Layout element entries:
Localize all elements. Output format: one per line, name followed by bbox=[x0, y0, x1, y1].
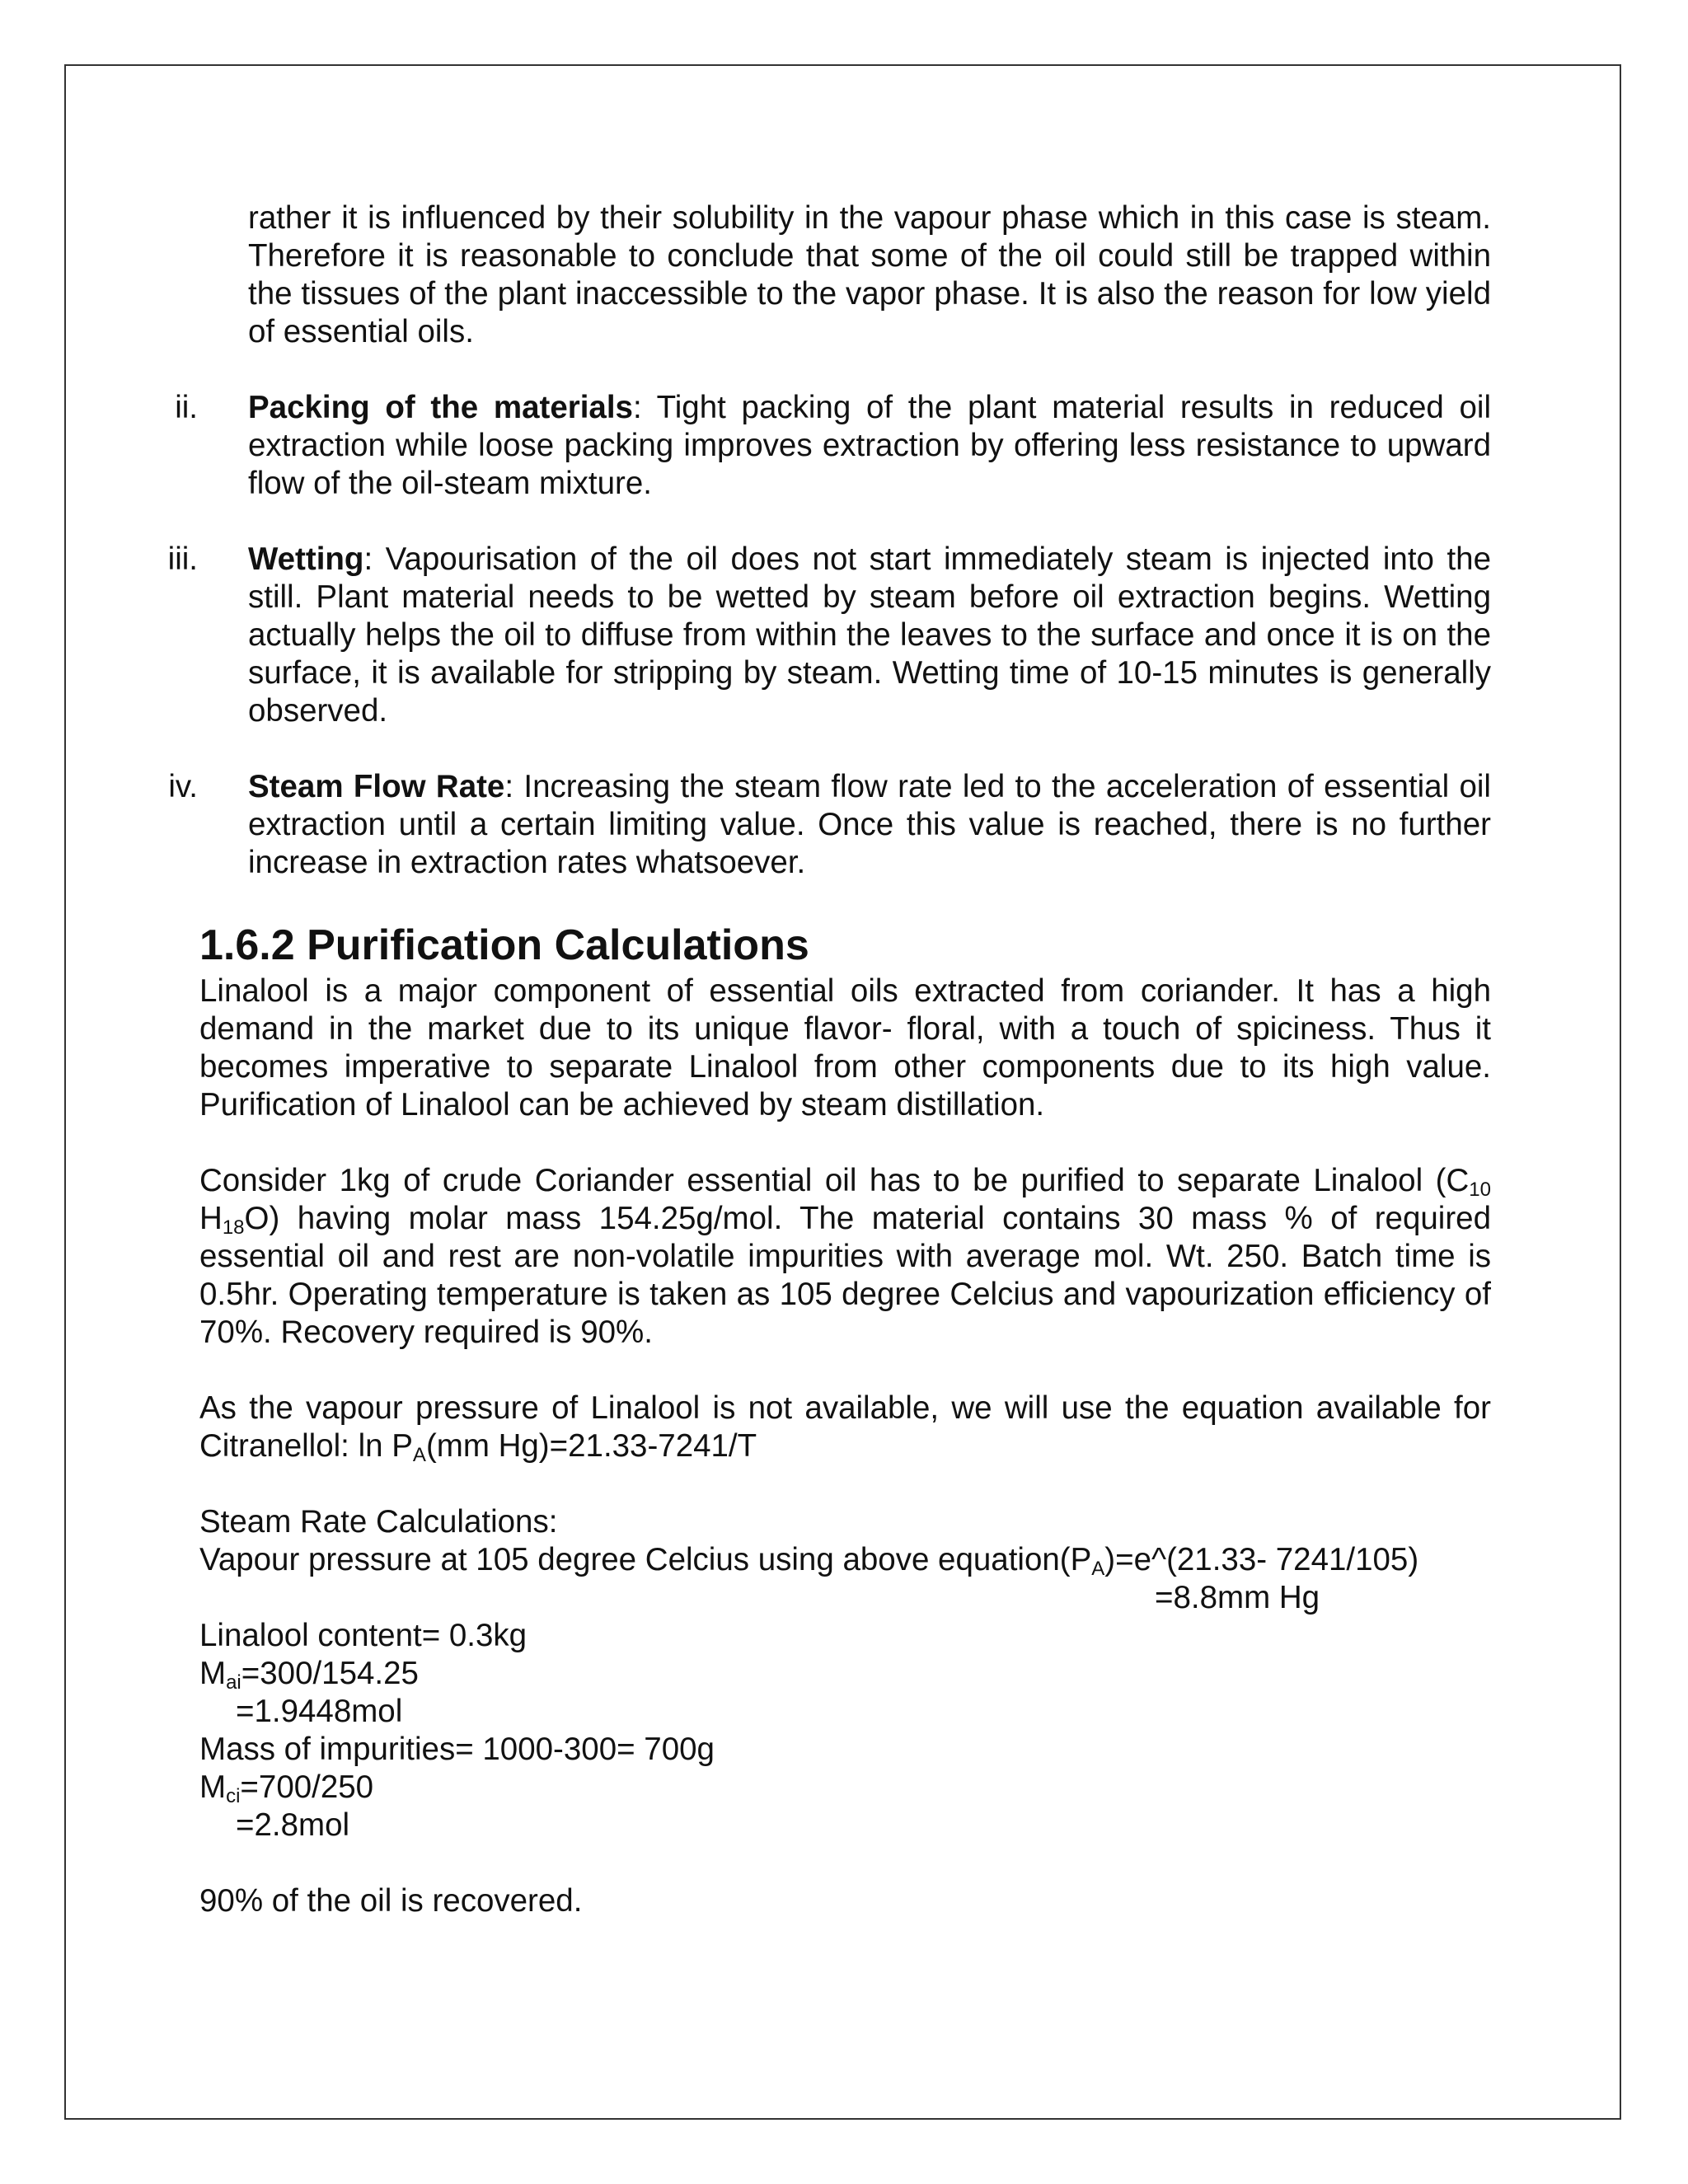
calc-recovered: 90% of the oil is recovered. bbox=[199, 1883, 583, 1919]
problem-text: Consider 1kg of crude Coriander essential oil has to be purified to separate Linalool (C bbox=[199, 1163, 1470, 1198]
calc-impurities: Mass of impurities= 1000-300= 700g bbox=[199, 1732, 715, 1767]
problem-text: H bbox=[199, 1201, 223, 1236]
calc-mai bbox=[199, 1655, 1491, 1693]
calc-mai-result: =1.9448mol bbox=[236, 1694, 403, 1729]
subscript: A bbox=[412, 1444, 426, 1466]
list-number: iv. bbox=[168, 769, 198, 804]
subscript: ai bbox=[226, 1671, 241, 1694]
problem-text: O) having molar mass 154.25g/mol. The material contains 30 mass % of required essential oil and rest are non-volatile impurities with average mol. Wt. 250. Batch time is 0.5hr. Operating temperature is taken as 105 degree Celcius and vapourization efficiency of 70%. Recovery required is 90%. bbox=[199, 1201, 1491, 1350]
calc-vapour-pressure bbox=[199, 1541, 1491, 1579]
subscript: ci bbox=[226, 1785, 241, 1807]
calc-text: M bbox=[199, 1769, 227, 1805]
list-term: Steam Flow Rate bbox=[248, 769, 505, 804]
list-text: : Increasing the steam flow rate led to the acceleration of essential oil extraction until a certain limiting value. Once this value is reached, there is no further increase in extraction rates whatsoever. bbox=[248, 769, 1491, 880]
calc-mci bbox=[199, 1769, 1491, 1807]
calc-text: Vapour pressure at 105 degree Celcius using above equation(P bbox=[199, 1542, 1092, 1577]
calc-text: )=e^(21.33- 7241/105) bbox=[1104, 1542, 1419, 1577]
subscript: 10 bbox=[1469, 1179, 1491, 1201]
calc-text: M bbox=[199, 1656, 227, 1691]
vapour-pressure-paragraph bbox=[199, 1390, 1491, 1465]
list-item-body bbox=[248, 541, 1491, 730]
list-term: Wetting bbox=[248, 541, 364, 577]
subscript: 18 bbox=[222, 1216, 245, 1239]
problem-paragraph bbox=[199, 1162, 1491, 1352]
list-item-body bbox=[248, 389, 1491, 503]
intro-paragraph: Linalool is a major component of essential oils extracted from coriander. It has a high demand in the market due to its unique flavor- floral, with a touch of spiciness. Thus it becomes imperative to separate Linalool from other components due to its high value. Purification of Linalool can be achieved by steam distillation. bbox=[199, 973, 1491, 1122]
vp-text: (mm Hg)=21.33-7241/T bbox=[425, 1428, 757, 1464]
list-item-body bbox=[248, 768, 1491, 882]
calc-linalool-content: Linalool content= 0.3kg bbox=[199, 1618, 528, 1653]
subscript: A bbox=[1091, 1558, 1105, 1580]
calc-text: =300/154.25 bbox=[241, 1656, 419, 1691]
list-text: : Vapourisation of the oil does not start immediately steam is injected into the still. Plant material needs to be wetted by steam before oil extraction begins. Wetting actually helps the oil to diffuse from within the leaves to the surface and once it is on the surface, it is available for stripping by steam. Wetting time of 10-15 minutes is generally observed. bbox=[248, 541, 1491, 729]
list-term: Packing of the materials bbox=[248, 390, 633, 425]
list-number: iii. bbox=[167, 541, 198, 577]
calc-title: Steam Rate Calculations: bbox=[199, 1504, 558, 1540]
section-heading: 1.6.2 Purification Calculations bbox=[199, 921, 809, 969]
list-number: ii. bbox=[175, 390, 198, 425]
list-text: : Tight packing of the plant material results in reduced oil extraction while loose packing improves extraction by offering less resistance to upward flow of the oil-steam mixture. bbox=[248, 390, 1491, 501]
calc-text: =700/250 bbox=[240, 1769, 374, 1805]
calc-vp-result: =8.8mm Hg bbox=[1155, 1580, 1320, 1615]
calc-mci-result: =2.8mol bbox=[236, 1807, 350, 1843]
vp-text: As the vapour pressure of Linalool is not available, we will use the equation available for Citranellol: ln P bbox=[199, 1390, 1491, 1464]
continuation-paragraph: rather it is influenced by their solubility in the vapour phase which in this case is steam. Therefore it is reasonable to conclude that some of the oil could still be trapped within the tissues of the plant inaccessible to the vapor phase. It is also the reason for low yield of essential oils. bbox=[248, 200, 1491, 349]
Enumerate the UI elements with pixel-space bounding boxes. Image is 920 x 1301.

■ Your task
Reproduce verbatim every line of the listing from the one containing "calc-recovered: 90% of" down to the one containing "vapour-pressure-paragraph bbox=[199, 1390, 1491, 1465]", both included.

■ Exercise result
calc-recovered: 90% of the oil is recovered. bbox=[199, 1883, 583, 1919]
problem-text: Consider 1kg of crude Coriander essential oil has to be purified to separate Linalool (C bbox=[199, 1163, 1470, 1198]
calc-impurities: Mass of impurities= 1000-300= 700g bbox=[199, 1732, 715, 1767]
problem-text: H bbox=[199, 1201, 223, 1236]
calc-mai bbox=[199, 1655, 1491, 1693]
calc-mai-result: =1.9448mol bbox=[236, 1694, 403, 1729]
subscript: A bbox=[412, 1444, 426, 1466]
list-number: iv. bbox=[168, 769, 198, 804]
subscript: ai bbox=[226, 1671, 241, 1694]
problem-text: O) having molar mass 154.25g/mol. The material contains 30 mass % of required essential oil and rest are non-volatile impurities with average mol. Wt. 250. Batch time is 0.5hr. Operating temperature is taken as 105 degree Celcius and vapourization efficiency of 70%. Recovery required is 90%. bbox=[199, 1201, 1491, 1350]
calc-vapour-pressure bbox=[199, 1541, 1491, 1579]
subscript: ci bbox=[226, 1785, 241, 1807]
calc-text: M bbox=[199, 1769, 227, 1805]
list-term: Steam Flow Rate bbox=[248, 769, 505, 804]
list-text: : Increasing the steam flow rate led to the acceleration of essential oil extraction until a certain limiting value. Once this value is reached, there is no further increase in extraction rates whatsoever. bbox=[248, 769, 1491, 880]
calc-mci bbox=[199, 1769, 1491, 1807]
calc-text: Vapour pressure at 105 degree Celcius using above equation(P bbox=[199, 1542, 1092, 1577]
calc-text: )=e^(21.33- 7241/105) bbox=[1104, 1542, 1419, 1577]
subscript: 10 bbox=[1469, 1179, 1491, 1201]
calc-text: M bbox=[199, 1656, 227, 1691]
vapour-pressure-paragraph bbox=[199, 1390, 1491, 1465]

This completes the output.